Records from a data source:
● ● ● ●

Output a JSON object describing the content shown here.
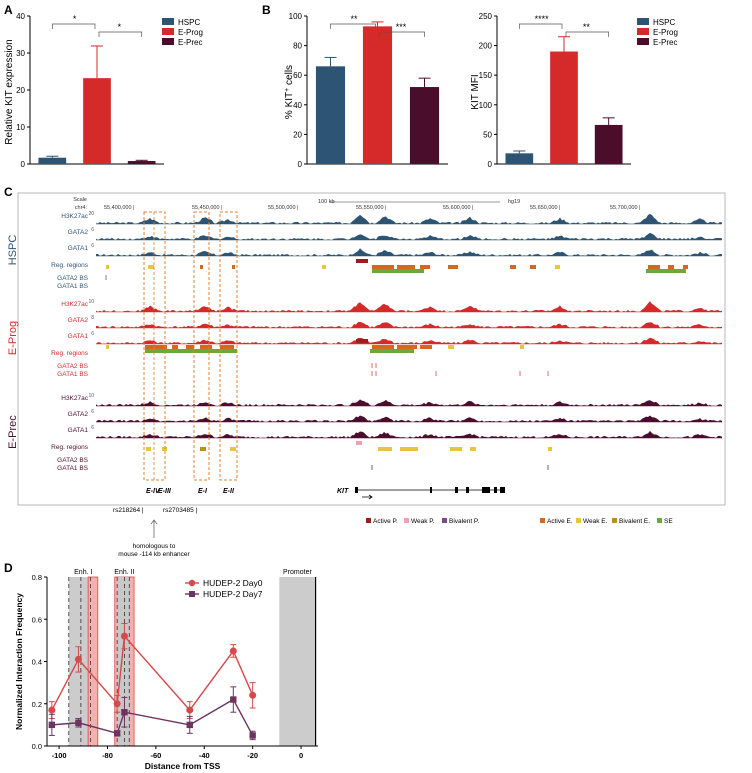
{
  "colors": {
    "hspc": "#2e5474",
    "eprog": "#d42a2a",
    "eprec": "#4a0d2c",
    "active_p": "#9b1d20",
    "weak_p": "#f4a0b0",
    "bivalent_p": "#7b4a8c",
    "active_e": "#d2691e",
    "weak_e": "#e8c53a",
    "bivalent_e": "#b8901e",
    "se": "#6aa83e",
    "d0": "#d44a4a",
    "d7": "#6b3560",
    "enh_box": "#e08030"
  },
  "panels": {
    "A": {
      "letter": "A",
      "ylabel": "Relative KIT expression",
      "sig": [
        "*",
        "*"
      ],
      "chart_data": {
        "type": "bar",
        "categories": [
          "HSPC",
          "E-Prog",
          "E-Prec"
        ],
        "values": [
          1.7,
          23.2,
          0.8
        ],
        "errors": [
          0.4,
          8.7,
          0.2
        ],
        "ylim": [
          0,
          40
        ],
        "yticks": [
          "0",
          "10",
          "20",
          "30",
          "40"
        ]
      }
    },
    "B1": {
      "letter": "B",
      "ylabel": "% KIT+ cells",
      "ylabel_main": "% KIT",
      "ylabel_sup": "+",
      "ylabel_tail": " cells",
      "sig": [
        "**",
        "***"
      ],
      "chart_data": {
        "type": "bar",
        "categories": [
          "HSPC",
          "E-Prog",
          "E-Prec"
        ],
        "values": [
          66,
          93,
          52
        ],
        "errors": [
          6,
          3,
          6
        ],
        "ylim": [
          0,
          100
        ],
        "yticks": [
          "0",
          "20",
          "40",
          "60",
          "80",
          "100"
        ]
      }
    },
    "B2": {
      "ylabel": "KIT MFI",
      "sig": [
        "****",
        "**"
      ],
      "chart_data": {
        "type": "bar",
        "categories": [
          "HSPC",
          "E-Prog",
          "E-Prec"
        ],
        "values": [
          18,
          190,
          66
        ],
        "errors": [
          4,
          25,
          12
        ],
        "ylim": [
          0,
          250
        ],
        "yticks": [
          "0",
          "50",
          "100",
          "150",
          "200",
          "250"
        ]
      }
    },
    "legendAB": [
      "HSPC",
      "E-Prog",
      "E-Prec"
    ]
  },
  "browser": {
    "letter": "C",
    "scale_label": "Scale",
    "scale_bar": "100 kb",
    "assembly": "hg19",
    "chrom": "chr4:",
    "coords": [
      "55,400,000",
      "55,450,000",
      "55,500,000",
      "55,550,000",
      "55,600,000",
      "55,650,000",
      "55,700,000"
    ],
    "groups": [
      {
        "name": "HSPC",
        "tracks": [
          {
            "label": "H3K27ac",
            "scale": "20"
          },
          {
            "label": "GATA2",
            "scale": "6"
          },
          {
            "label": "GATA1",
            "scale": "6"
          },
          {
            "label": "Reg. regions"
          },
          {
            "label": "GATA2 BS"
          },
          {
            "label": "GATA1 BS"
          }
        ]
      },
      {
        "name": "E-Prog",
        "tracks": [
          {
            "label": "H3K27ac",
            "scale": "10"
          },
          {
            "label": "GATA2",
            "scale": "8"
          },
          {
            "label": "GATA1",
            "scale": "6"
          },
          {
            "label": "Reg. regions"
          },
          {
            "label": "GATA2 BS"
          },
          {
            "label": "GATA1 BS"
          }
        ]
      },
      {
        "name": "E-Prec",
        "tracks": [
          {
            "label": "H3K27ac",
            "scale": "10"
          },
          {
            "label": "GATA2",
            "scale": "6"
          },
          {
            "label": "GATA1",
            "scale": "6"
          },
          {
            "label": "Reg. regions"
          },
          {
            "label": "GATA2 BS"
          },
          {
            "label": "GATA1 BS"
          }
        ]
      }
    ],
    "enhancers": [
      "E-IV",
      "E-III",
      "E-I",
      "E-II"
    ],
    "gene": "KIT",
    "snps": [
      "rs218264",
      "rs2703485"
    ],
    "annotation": [
      "homologous to",
      "mouse -114 kb enhancer"
    ],
    "legend": [
      "Active P.",
      "Weak P.",
      "Bivalent P.",
      "Active E.",
      "Weak E.",
      "Bivalent E.",
      "SE"
    ]
  },
  "panelD": {
    "letter": "D",
    "regions": [
      "Enh. I",
      "Enh. II",
      "Promoter"
    ],
    "chart_data": {
      "type": "line",
      "title": "",
      "xlabel": "Distance from TSS",
      "ylabel": "Normalized Interaction Frequency",
      "xlim": [
        -105,
        7
      ],
      "ylim": [
        0,
        0.8
      ],
      "xticks": [
        "-100",
        "-80",
        "-60",
        "-40",
        "-20",
        "0"
      ],
      "yticks": [
        "0.0",
        "0.2",
        "0.4",
        "0.6",
        "0.8"
      ],
      "series": [
        {
          "name": "HUDEP-2 Day0",
          "x": [
            -103,
            -92,
            -76,
            -73,
            -46,
            -28,
            -20
          ],
          "y": [
            0.17,
            0.41,
            0.2,
            0.52,
            0.17,
            0.45,
            0.24
          ],
          "err": [
            0.04,
            0.06,
            0.04,
            0.06,
            0.04,
            0.03,
            0.06
          ]
        },
        {
          "name": "HUDEP-2 Day7",
          "x": [
            -103,
            -92,
            -76,
            -73,
            -46,
            -28,
            -20
          ],
          "y": [
            0.1,
            0.11,
            0.06,
            0.16,
            0.1,
            0.22,
            0.05
          ],
          "err": [
            0.05,
            0.02,
            0.01,
            0.07,
            0.04,
            0.06,
            0.02
          ]
        }
      ]
    }
  }
}
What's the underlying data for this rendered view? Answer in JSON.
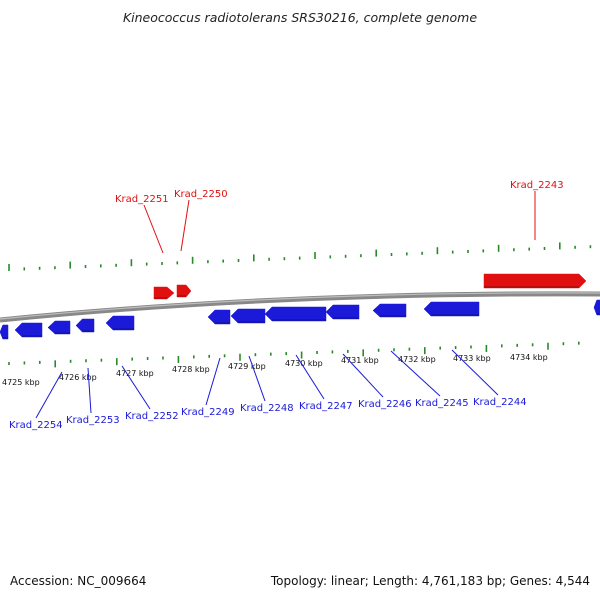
{
  "title": "Kineococcus radiotolerans SRS30216, complete genome",
  "footer": {
    "accession": "Accession: NC_009664",
    "summary": "Topology: linear; Length: 4,761,183 bp; Genes: 4,544"
  },
  "colors": {
    "forward_gene": "#e01010",
    "reverse_gene": "#1a1ad8",
    "forward_label": "#e01010",
    "reverse_label": "#1a1ad8",
    "tick": "#2a8a2a",
    "backbone": "#888888"
  },
  "kbp_labels": [
    "4725 kbp",
    "4726 kbp",
    "4727 kbp",
    "4728 kbp",
    "4729 kbp",
    "4730 kbp",
    "4731 kbp",
    "4732 kbp",
    "4733 kbp",
    "4734 kbp"
  ],
  "forward_genes": [
    "Krad_2251",
    "Krad_2250",
    "Krad_2243"
  ],
  "reverse_genes": [
    "Krad_2254",
    "Krad_2253",
    "Krad_2252",
    "Krad_2249",
    "Krad_2248",
    "Krad_2247",
    "Krad_2246",
    "Krad_2245",
    "Krad_2244"
  ]
}
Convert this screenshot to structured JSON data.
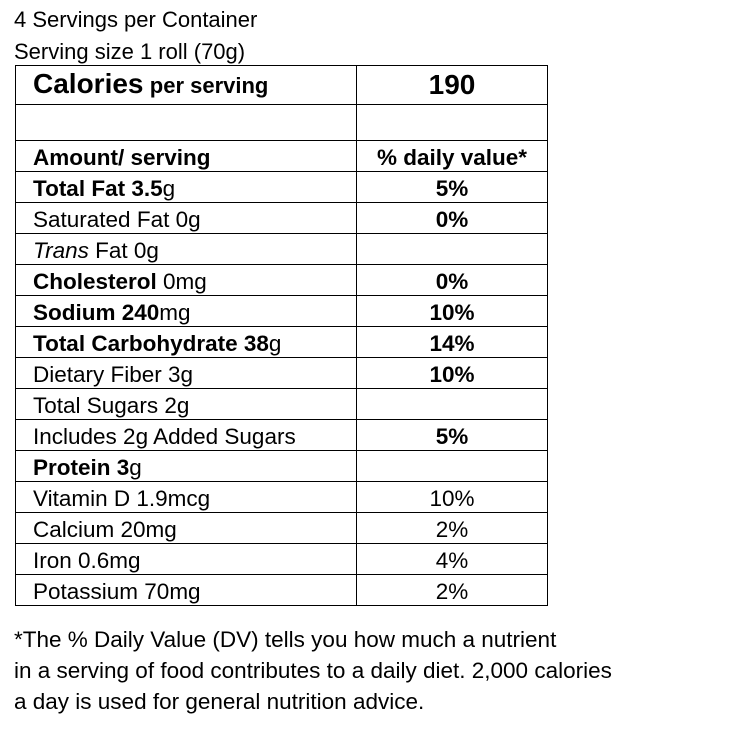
{
  "header": {
    "servings_line": "4 Servings per Container",
    "serving_size_line": "Serving size 1 roll (70g)"
  },
  "calories": {
    "label": "Calories",
    "sublabel": "per serving",
    "value": "190"
  },
  "columns": {
    "amount": "Amount/ serving",
    "daily": "% daily value*"
  },
  "rows": [
    {
      "bold": "Total Fat 3.5",
      "rest": "g",
      "dv": "5%",
      "dv_bold": true
    },
    {
      "plain": "Saturated Fat 0g",
      "dv": "0%",
      "dv_bold": true
    },
    {
      "italic": "Trans",
      "rest": " Fat 0g",
      "dv": ""
    },
    {
      "bold": "Cholesterol",
      "rest": " 0mg",
      "dv": "0%",
      "dv_bold": true
    },
    {
      "bold": "Sodium 240",
      "rest": "mg",
      "dv": "10%",
      "dv_bold": true
    },
    {
      "bold": "Total Carbohydrate 38",
      "rest": "g",
      "dv": "14%",
      "dv_bold": true
    },
    {
      "plain": "Dietary Fiber 3g",
      "dv": "10%",
      "dv_bold": true
    },
    {
      "plain": "Total Sugars 2g",
      "dv": ""
    },
    {
      "plain": "Includes 2g Added Sugars",
      "dv": "5%",
      "dv_bold": true
    },
    {
      "bold": "Protein 3",
      "rest": "g",
      "dv": ""
    },
    {
      "plain": "Vitamin D 1.9mcg",
      "dv": "10%",
      "dv_bold": false
    },
    {
      "plain": "Calcium 20mg",
      "dv": "2%",
      "dv_bold": false
    },
    {
      "plain": "Iron 0.6mg",
      "dv": "4%",
      "dv_bold": false
    },
    {
      "plain": "Potassium 70mg",
      "dv": "2%",
      "dv_bold": false
    }
  ],
  "footnote": [
    "*The % Daily Value (DV) tells you how much a nutrient",
    "in a serving of food contributes to a daily diet. 2,000 calories",
    "a day is used for general nutrition advice."
  ]
}
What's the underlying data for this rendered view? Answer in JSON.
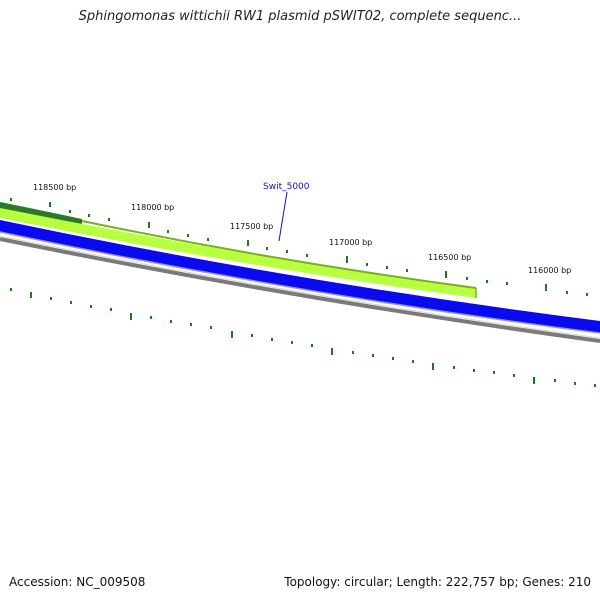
{
  "title": "Sphingomonas wittichii RW1 plasmid pSWIT02, complete sequenc...",
  "gene_label": "Swit_5000",
  "footer": {
    "accession": "Accession: NC_009508",
    "info": "Topology: circular; Length: 222,757 bp; Genes: 210"
  },
  "scale_labels": [
    "118500 bp",
    "118000 bp",
    "117500 bp",
    "117000 bp",
    "116500 bp",
    "116000 bp"
  ],
  "colors": {
    "outer_ticks": "#1a7a1a",
    "inner_ticks": "#1a7a1a",
    "gene_light_green": "#b8ff40",
    "gene_light_green_border": "#7ab020",
    "gene_dark_green": "#2a7a2a",
    "gene_blue": "#0a0aee",
    "backbone_gray": "#7a7a7a",
    "label_line": "#1010c0"
  }
}
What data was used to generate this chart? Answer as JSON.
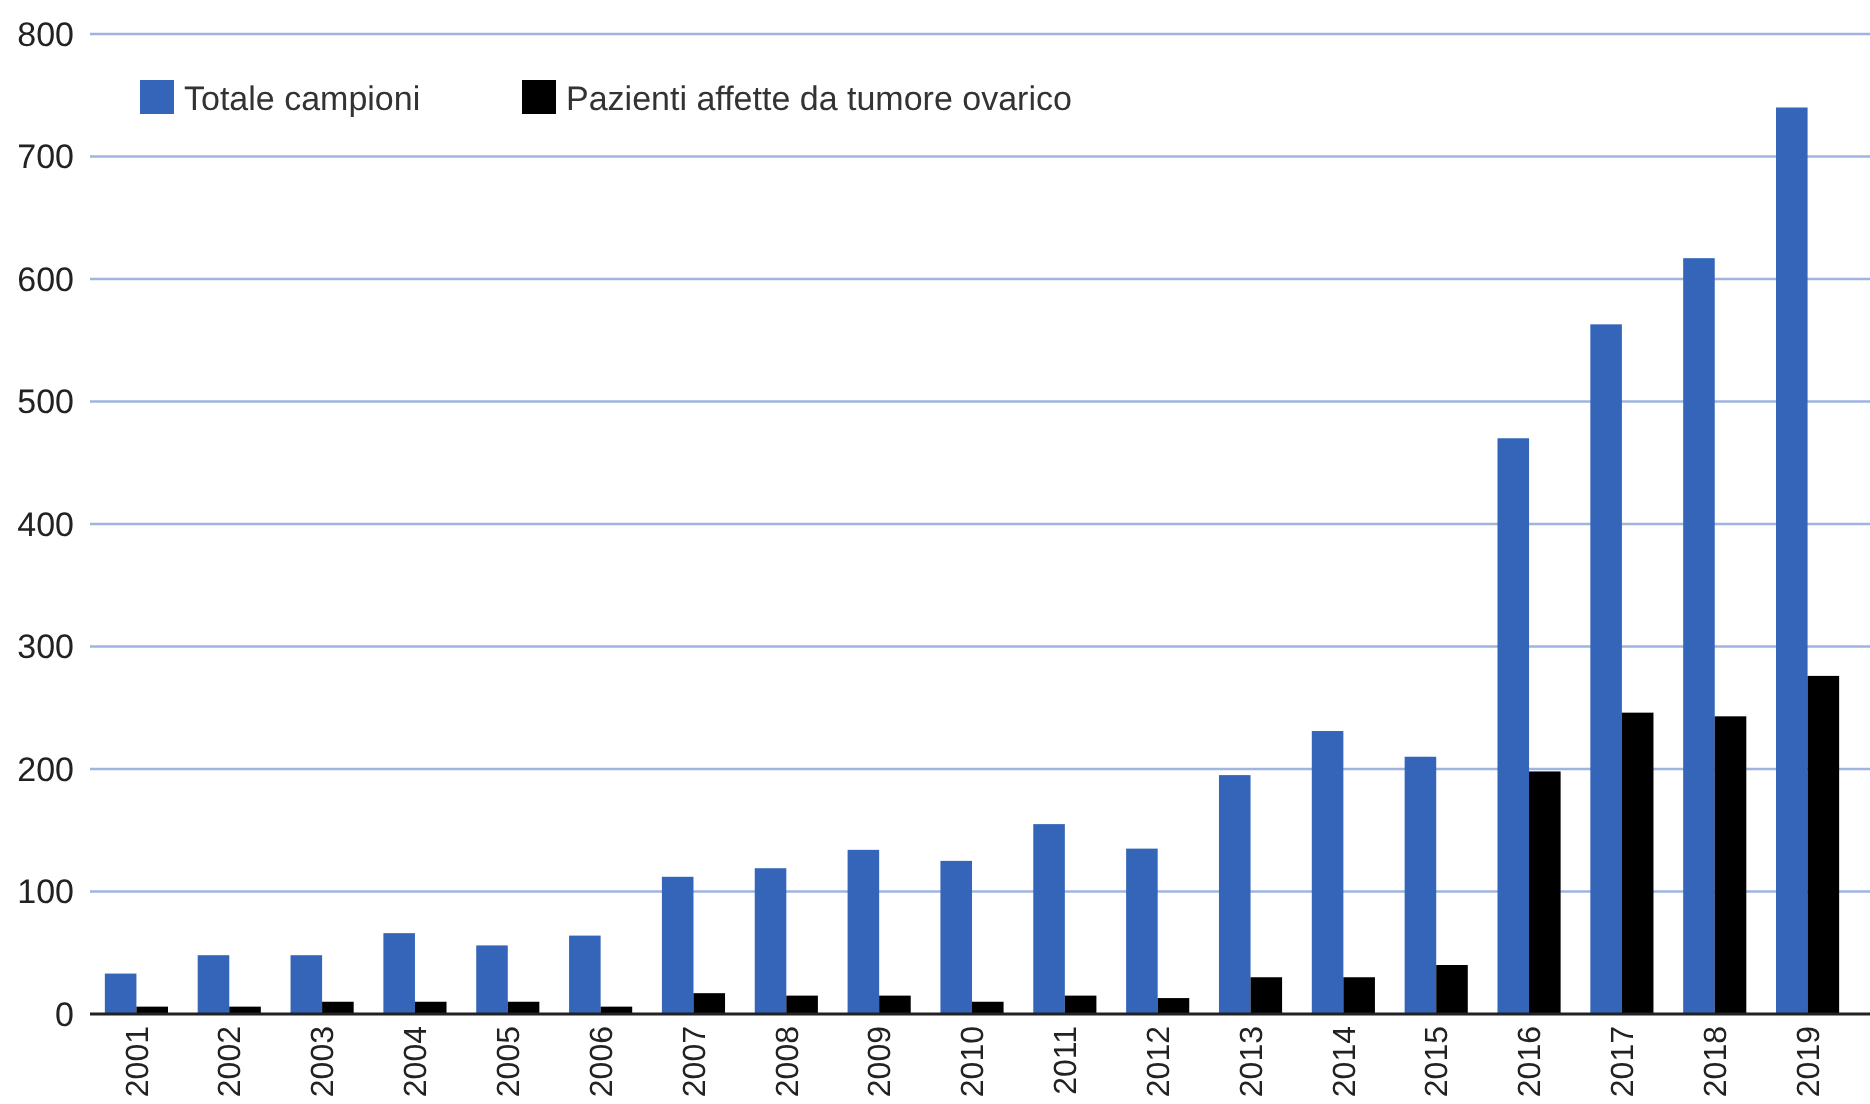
{
  "chart_data": {
    "type": "bar",
    "categories": [
      "2001",
      "2002",
      "2003",
      "2004",
      "2005",
      "2006",
      "2007",
      "2008",
      "2009",
      "2010",
      "2011",
      "2012",
      "2013",
      "2014",
      "2015",
      "2016",
      "2017",
      "2018",
      "2019"
    ],
    "series": [
      {
        "name": "Totale campioni",
        "color": "#3465b8",
        "values": [
          33,
          48,
          48,
          66,
          56,
          64,
          112,
          119,
          134,
          125,
          155,
          135,
          195,
          231,
          210,
          470,
          563,
          617,
          740
        ]
      },
      {
        "name": "Pazienti affette da tumore ovarico",
        "color": "#000000",
        "values": [
          6,
          6,
          10,
          10,
          10,
          6,
          17,
          15,
          15,
          10,
          15,
          13,
          30,
          30,
          40,
          198,
          246,
          243,
          276
        ]
      }
    ],
    "ylim": [
      0,
      800
    ],
    "yticks": [
      0,
      100,
      200,
      300,
      400,
      500,
      600,
      700,
      800
    ],
    "grid": "y",
    "legend": "top left"
  }
}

● ● ● ●

From the line containing "What data was" through the end of the entries, quote each line exactly and nothing else, excluding all pictures.

What data was used to generate this chart? Answer as JSON.
{
  "chart_data": {
    "type": "bar",
    "categories": [
      "2001",
      "2002",
      "2003",
      "2004",
      "2005",
      "2006",
      "2007",
      "2008",
      "2009",
      "2010",
      "2011",
      "2012",
      "2013",
      "2014",
      "2015",
      "2016",
      "2017",
      "2018",
      "2019"
    ],
    "series": [
      {
        "name": "Totale campioni",
        "color": "#3465b8",
        "values": [
          33,
          48,
          48,
          66,
          56,
          64,
          112,
          119,
          134,
          125,
          155,
          135,
          195,
          231,
          210,
          470,
          563,
          617,
          740
        ]
      },
      {
        "name": "Pazienti affette da tumore ovarico",
        "color": "#000000",
        "values": [
          6,
          6,
          10,
          10,
          10,
          6,
          17,
          15,
          15,
          10,
          15,
          13,
          30,
          30,
          40,
          198,
          246,
          243,
          276
        ]
      }
    ],
    "ylim": [
      0,
      800
    ],
    "yticks": [
      0,
      100,
      200,
      300,
      400,
      500,
      600,
      700,
      800
    ],
    "grid": "y",
    "legend": "top left"
  }
}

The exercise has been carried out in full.